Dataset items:
- - -
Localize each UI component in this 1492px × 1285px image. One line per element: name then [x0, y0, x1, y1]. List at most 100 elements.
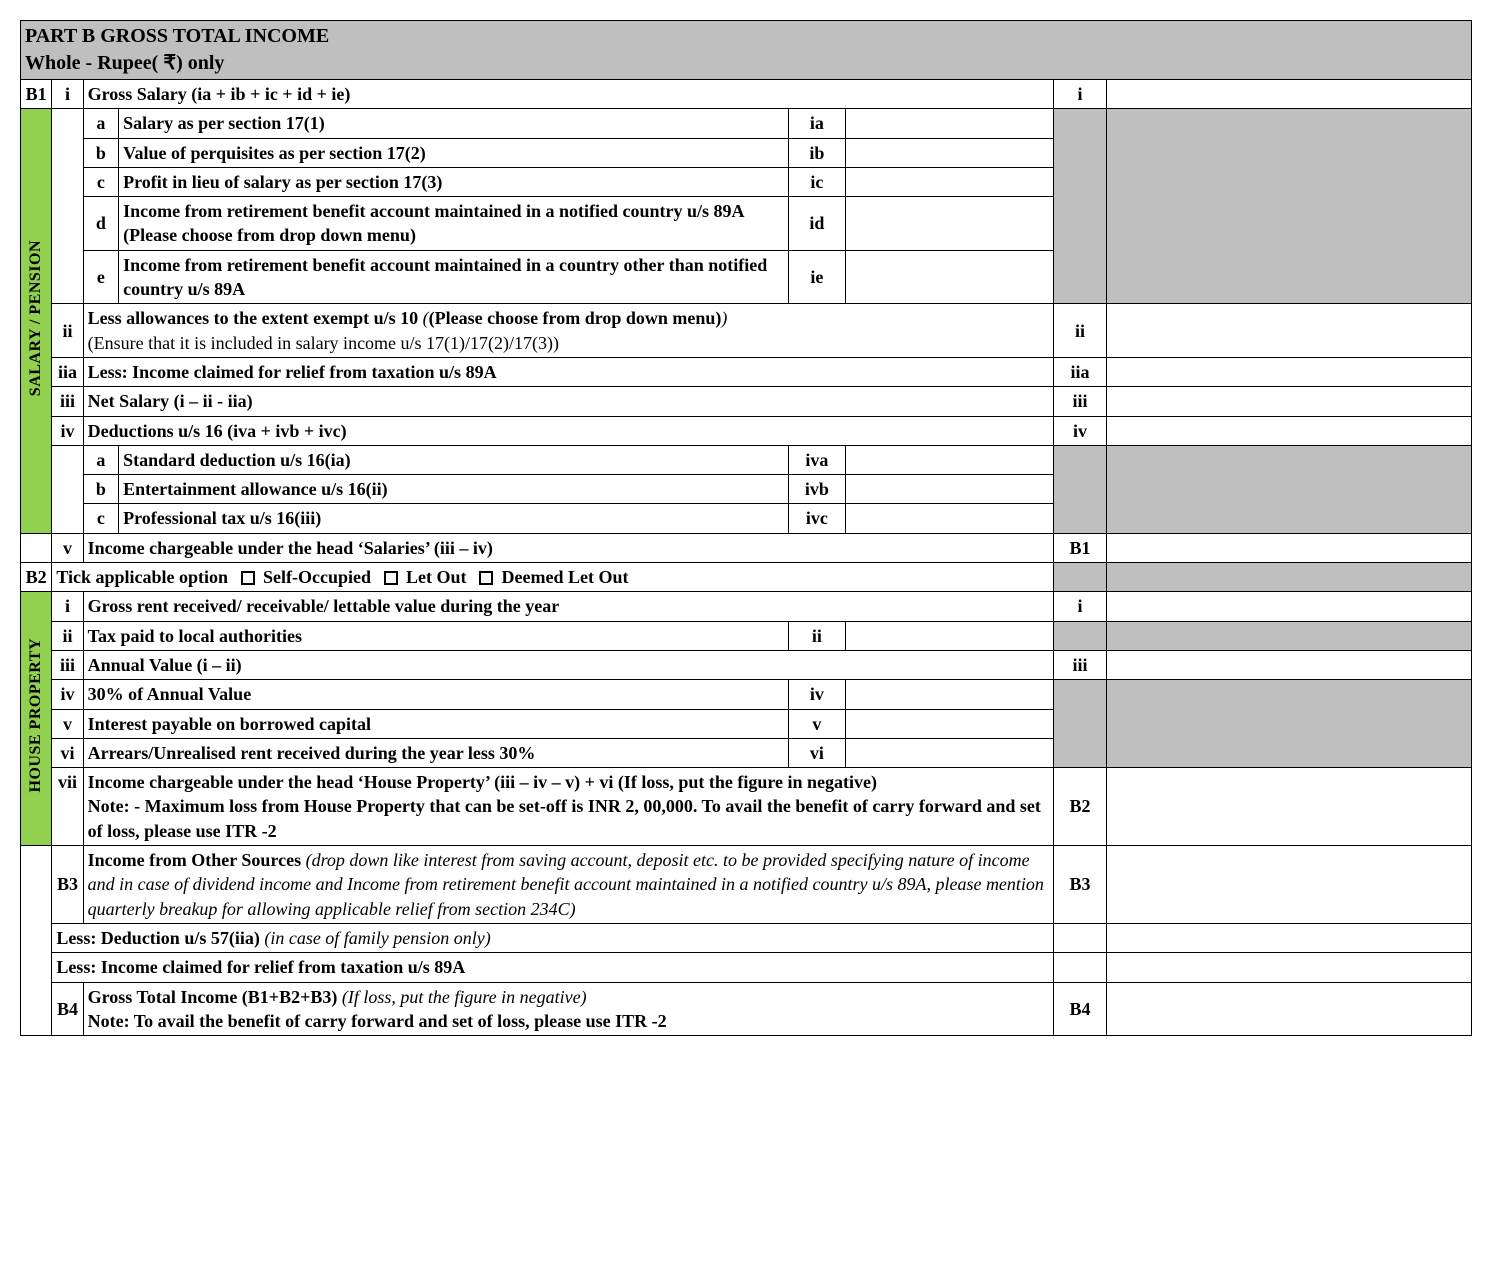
row-id-num: d — [83, 197, 118, 251]
row-id-label: Income from retirement benefit account m… — [119, 197, 789, 251]
strip-house-text: HOUSE PROPERTY — [25, 638, 47, 792]
val-id[interactable] — [845, 197, 1054, 251]
opt-deemed-let-out: Deemed Let Out — [502, 567, 629, 587]
spacer-B1-iv-sub — [52, 445, 83, 533]
row-B2-iv-num: iv — [52, 680, 83, 709]
tick-prefix: Tick applicable option — [56, 567, 228, 587]
ref-ivb: ivb — [789, 475, 845, 504]
ref-B1-ii: ii — [1054, 304, 1106, 358]
ref-iv: iv — [1054, 416, 1106, 445]
spacer-B1-sub — [52, 109, 83, 304]
header-line1: PART B GROSS TOTAL INCOME — [25, 25, 329, 47]
val-iia[interactable] — [1106, 357, 1471, 386]
row-B4-label: Gross Total Income (B1+B2+B3) (If loss, … — [83, 982, 1054, 1036]
val-B4[interactable] — [1106, 982, 1471, 1036]
row-ia-label: Salary as per section 17(1) — [119, 109, 789, 138]
opt-self-occupied: Self-Occupied — [263, 567, 371, 587]
val-B2[interactable] — [1106, 768, 1471, 846]
ref-ib: ib — [789, 138, 845, 167]
spacer-v-left — [21, 533, 52, 562]
ref-B2-vi: vi — [789, 738, 845, 767]
grey-right-2a — [1054, 445, 1106, 533]
row-B1-ii-num: ii — [52, 304, 83, 358]
section-header: PART B GROSS TOTAL INCOME Whole - Rupee(… — [21, 21, 1472, 80]
val-iv[interactable] — [1106, 416, 1471, 445]
val-ic[interactable] — [845, 167, 1054, 196]
val-iva[interactable] — [845, 445, 1054, 474]
ref-B1ref: B1 — [1054, 533, 1106, 562]
row-B2-iii-num: iii — [52, 650, 83, 679]
less57-ital: (in case of family pension only) — [264, 928, 490, 948]
rupee-symbol: ₹ — [163, 52, 176, 74]
row-B2-v-label: Interest payable on borrowed capital — [83, 709, 789, 738]
row-B3-label: Income from Other Sources (drop down lik… — [83, 846, 1054, 924]
ref-B2ref: B2 — [1054, 768, 1106, 846]
opt-let-out: Let Out — [406, 567, 467, 587]
val-iii[interactable] — [1106, 387, 1471, 416]
val-ia[interactable] — [845, 109, 1054, 138]
ref-ic: ic — [789, 167, 845, 196]
ref-B2-iii: iii — [1054, 650, 1106, 679]
grey-B2-mid-b — [1106, 680, 1471, 768]
ref-B2-v: v — [789, 709, 845, 738]
val-ivb[interactable] — [845, 475, 1054, 504]
ref-iii: iii — [1054, 387, 1106, 416]
grey-right-1b — [1106, 109, 1471, 304]
val-B2-vi[interactable] — [845, 738, 1054, 767]
val-B2-ii[interactable] — [845, 621, 1054, 650]
row-ib-label: Value of perquisites as per section 17(2… — [119, 138, 789, 167]
grey-right-1a — [1054, 109, 1106, 304]
row-B2-i-label: Gross rent received/ receivable/ lettabl… — [83, 592, 1054, 621]
val-B1[interactable] — [1106, 533, 1471, 562]
spacer-B3-left — [21, 846, 52, 1036]
val-B1-i[interactable] — [1106, 80, 1471, 109]
val-B2-i[interactable] — [1106, 592, 1471, 621]
ref-less89A — [1054, 953, 1106, 982]
checkbox-let-out[interactable] — [384, 571, 398, 585]
row-iv-label: Deductions u/s 16 (iva + ivb + ivc) — [83, 416, 1054, 445]
ref-B2-ii: ii — [789, 621, 845, 650]
row-v-label: Income chargeable under the head ‘Salari… — [83, 533, 1054, 562]
row-ivc-num: c — [83, 504, 118, 533]
row-ivb-label: Entertainment allowance u/s 16(ii) — [119, 475, 789, 504]
row-ic-label: Profit in lieu of salary as per section … — [119, 167, 789, 196]
val-B2-iv[interactable] — [845, 680, 1054, 709]
val-B2-v[interactable] — [845, 709, 1054, 738]
val-ie[interactable] — [845, 250, 1054, 304]
row-B1-ii-l1a: Less allowances to the extent exempt u/s… — [88, 308, 423, 328]
row-B1-i-num: i — [52, 80, 83, 109]
row-B2-iv-label: 30% of Annual Value — [83, 680, 789, 709]
val-B2-iii[interactable] — [1106, 650, 1471, 679]
row-less57: Less: Deduction u/s 57(iia) (in case of … — [52, 923, 1054, 952]
val-less89A[interactable] — [1106, 953, 1471, 982]
ref-ie: ie — [789, 250, 845, 304]
row-B2-vi-label: Arrears/Unrealised rent received during … — [83, 738, 789, 767]
ref-B3: B3 — [1054, 846, 1106, 924]
B4-bold: Gross Total Income (B1+B2+B3) — [88, 987, 342, 1007]
ref-iva: iva — [789, 445, 845, 474]
ref-ivc: ivc — [789, 504, 845, 533]
row-B2-i-num: i — [52, 592, 83, 621]
val-ib[interactable] — [845, 138, 1054, 167]
ref-less57 — [1054, 923, 1106, 952]
val-B1-ii[interactable] — [1106, 304, 1471, 358]
code-B1: B1 — [21, 80, 52, 109]
header-line2-suffix: ) only — [176, 52, 224, 74]
checkbox-deemed-let-out[interactable] — [479, 571, 493, 585]
checkbox-self-occupied[interactable] — [241, 571, 255, 585]
code-B3: B3 — [52, 846, 83, 924]
val-less57[interactable] — [1106, 923, 1471, 952]
strip-salary-text: SALARY / PENSION — [25, 240, 47, 396]
code-B2: B2 — [21, 563, 52, 592]
row-B2-tick: Tick applicable option Self-Occupied Let… — [52, 563, 1054, 592]
row-iva-label: Standard deduction u/s 16(ia) — [119, 445, 789, 474]
ref-B1-i: i — [1054, 80, 1106, 109]
less57-bold: Less: Deduction u/s 57(iia) — [56, 928, 264, 948]
row-iia-num: iia — [52, 357, 83, 386]
strip-salary: SALARY / PENSION — [21, 109, 52, 533]
val-ivc[interactable] — [845, 504, 1054, 533]
grey-B2-a — [1054, 563, 1106, 592]
row-iva-num: a — [83, 445, 118, 474]
header-line2-prefix: Whole - Rupee( — [25, 52, 163, 74]
val-B3[interactable] — [1106, 846, 1471, 924]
- - -
#### Directions:
Return every line of the items above verbatim, omitting the pictures.

#### The solution:
Localize each UI component in this 1492px × 1285px image. One line per element: name then [x0, y0, x1, y1]. List at most 100 elements.
row-id-num: d — [83, 197, 118, 251]
row-id-label: Income from retirement benefit account m… — [119, 197, 789, 251]
strip-house-text: HOUSE PROPERTY — [25, 638, 47, 792]
val-id[interactable] — [845, 197, 1054, 251]
opt-deemed-let-out: Deemed Let Out — [502, 567, 629, 587]
spacer-B1-iv-sub — [52, 445, 83, 533]
row-B2-iv-num: iv — [52, 680, 83, 709]
tick-prefix: Tick applicable option — [56, 567, 228, 587]
ref-ivb: ivb — [789, 475, 845, 504]
ref-B1-ii: ii — [1054, 304, 1106, 358]
ref-iv: iv — [1054, 416, 1106, 445]
spacer-B1-sub — [52, 109, 83, 304]
header-line1: PART B GROSS TOTAL INCOME — [25, 25, 329, 47]
val-iia[interactable] — [1106, 357, 1471, 386]
row-B4-label: Gross Total Income (B1+B2+B3) (If loss, … — [83, 982, 1054, 1036]
val-B4[interactable] — [1106, 982, 1471, 1036]
row-ia-label: Salary as per section 17(1) — [119, 109, 789, 138]
opt-self-occupied: Self-Occupied — [263, 567, 371, 587]
val-B2[interactable] — [1106, 768, 1471, 846]
ref-ib: ib — [789, 138, 845, 167]
spacer-v-left — [21, 533, 52, 562]
ref-B2-vi: vi — [789, 738, 845, 767]
grey-right-2a — [1054, 445, 1106, 533]
row-B1-ii-num: ii — [52, 304, 83, 358]
section-header: PART B GROSS TOTAL INCOME Whole - Rupee(… — [21, 21, 1472, 80]
val-iv[interactable] — [1106, 416, 1471, 445]
val-ic[interactable] — [845, 167, 1054, 196]
val-iva[interactable] — [845, 445, 1054, 474]
ref-B1ref: B1 — [1054, 533, 1106, 562]
row-B2-iii-num: iii — [52, 650, 83, 679]
less57-ital: (in case of family pension only) — [264, 928, 490, 948]
rupee-symbol: ₹ — [163, 52, 176, 74]
row-B2-v-label: Interest payable on borrowed capital — [83, 709, 789, 738]
row-B3-label: Income from Other Sources (drop down lik… — [83, 846, 1054, 924]
ref-B2ref: B2 — [1054, 768, 1106, 846]
opt-let-out: Let Out — [406, 567, 467, 587]
val-iii[interactable] — [1106, 387, 1471, 416]
val-ia[interactable] — [845, 109, 1054, 138]
ref-ic: ic — [789, 167, 845, 196]
ref-B2-iii: iii — [1054, 650, 1106, 679]
grey-B2-mid-b — [1106, 680, 1471, 768]
ref-B2-v: v — [789, 709, 845, 738]
val-ivb[interactable] — [845, 475, 1054, 504]
ref-iii: iii — [1054, 387, 1106, 416]
grey-right-1b — [1106, 109, 1471, 304]
val-B2-vi[interactable] — [845, 738, 1054, 767]
val-B2-ii[interactable] — [845, 621, 1054, 650]
row-ib-label: Value of perquisites as per section 17(2… — [119, 138, 789, 167]
grey-right-1a — [1054, 109, 1106, 304]
row-B2-i-label: Gross rent received/ receivable/ lettabl… — [83, 592, 1054, 621]
val-B1[interactable] — [1106, 533, 1471, 562]
spacer-B3-left — [21, 846, 52, 1036]
val-B1-i[interactable] — [1106, 80, 1471, 109]
val-B2-i[interactable] — [1106, 592, 1471, 621]
ref-less89A — [1054, 953, 1106, 982]
checkbox-let-out[interactable] — [384, 571, 398, 585]
row-iv-label: Deductions u/s 16 (iva + ivb + ivc) — [83, 416, 1054, 445]
ref-B2-ii: ii — [789, 621, 845, 650]
row-v-label: Income chargeable under the head ‘Salari… — [83, 533, 1054, 562]
row-ivc-num: c — [83, 504, 118, 533]
row-ivb-label: Entertainment allowance u/s 16(ii) — [119, 475, 789, 504]
row-ic-label: Profit in lieu of salary as per section … — [119, 167, 789, 196]
val-B2-iv[interactable] — [845, 680, 1054, 709]
val-B2-v[interactable] — [845, 709, 1054, 738]
val-ie[interactable] — [845, 250, 1054, 304]
row-B1-ii-l1a: Less allowances to the extent exempt u/s… — [88, 308, 423, 328]
row-B1-i-num: i — [52, 80, 83, 109]
row-B2-iv-label: 30% of Annual Value — [83, 680, 789, 709]
val-B2-iii[interactable] — [1106, 650, 1471, 679]
row-less57: Less: Deduction u/s 57(iia) (in case of … — [52, 923, 1054, 952]
val-less89A[interactable] — [1106, 953, 1471, 982]
ref-ie: ie — [789, 250, 845, 304]
row-B2-vi-label: Arrears/Unrealised rent received during … — [83, 738, 789, 767]
ref-B3: B3 — [1054, 846, 1106, 924]
B4-bold: Gross Total Income (B1+B2+B3) — [88, 987, 342, 1007]
ref-iva: iva — [789, 445, 845, 474]
ref-ivc: ivc — [789, 504, 845, 533]
row-B2-i-num: i — [52, 592, 83, 621]
val-ib[interactable] — [845, 138, 1054, 167]
ref-less57 — [1054, 923, 1106, 952]
val-B1-ii[interactable] — [1106, 304, 1471, 358]
code-B1: B1 — [21, 80, 52, 109]
header-line2-suffix: ) only — [176, 52, 224, 74]
checkbox-deemed-let-out[interactable] — [479, 571, 493, 585]
checkbox-self-occupied[interactable] — [241, 571, 255, 585]
code-B3: B3 — [52, 846, 83, 924]
val-less57[interactable] — [1106, 923, 1471, 952]
strip-salary-text: SALARY / PENSION — [25, 240, 47, 396]
code-B2: B2 — [21, 563, 52, 592]
row-B2-tick: Tick applicable option Self-Occupied Let… — [52, 563, 1054, 592]
row-iva-label: Standard deduction u/s 16(ia) — [119, 445, 789, 474]
ref-B1-i: i — [1054, 80, 1106, 109]
less57-bold: Less: Deduction u/s 57(iia) — [56, 928, 264, 948]
row-iia-num: iia — [52, 357, 83, 386]
strip-salary: SALARY / PENSION — [21, 109, 52, 533]
val-ivc[interactable] — [845, 504, 1054, 533]
grey-B2-a — [1054, 563, 1106, 592]
row-iva-num: a — [83, 445, 118, 474]
header-line2-prefix: Whole - Rupee( — [25, 52, 163, 74]
val-B3[interactable] — [1106, 846, 1471, 924]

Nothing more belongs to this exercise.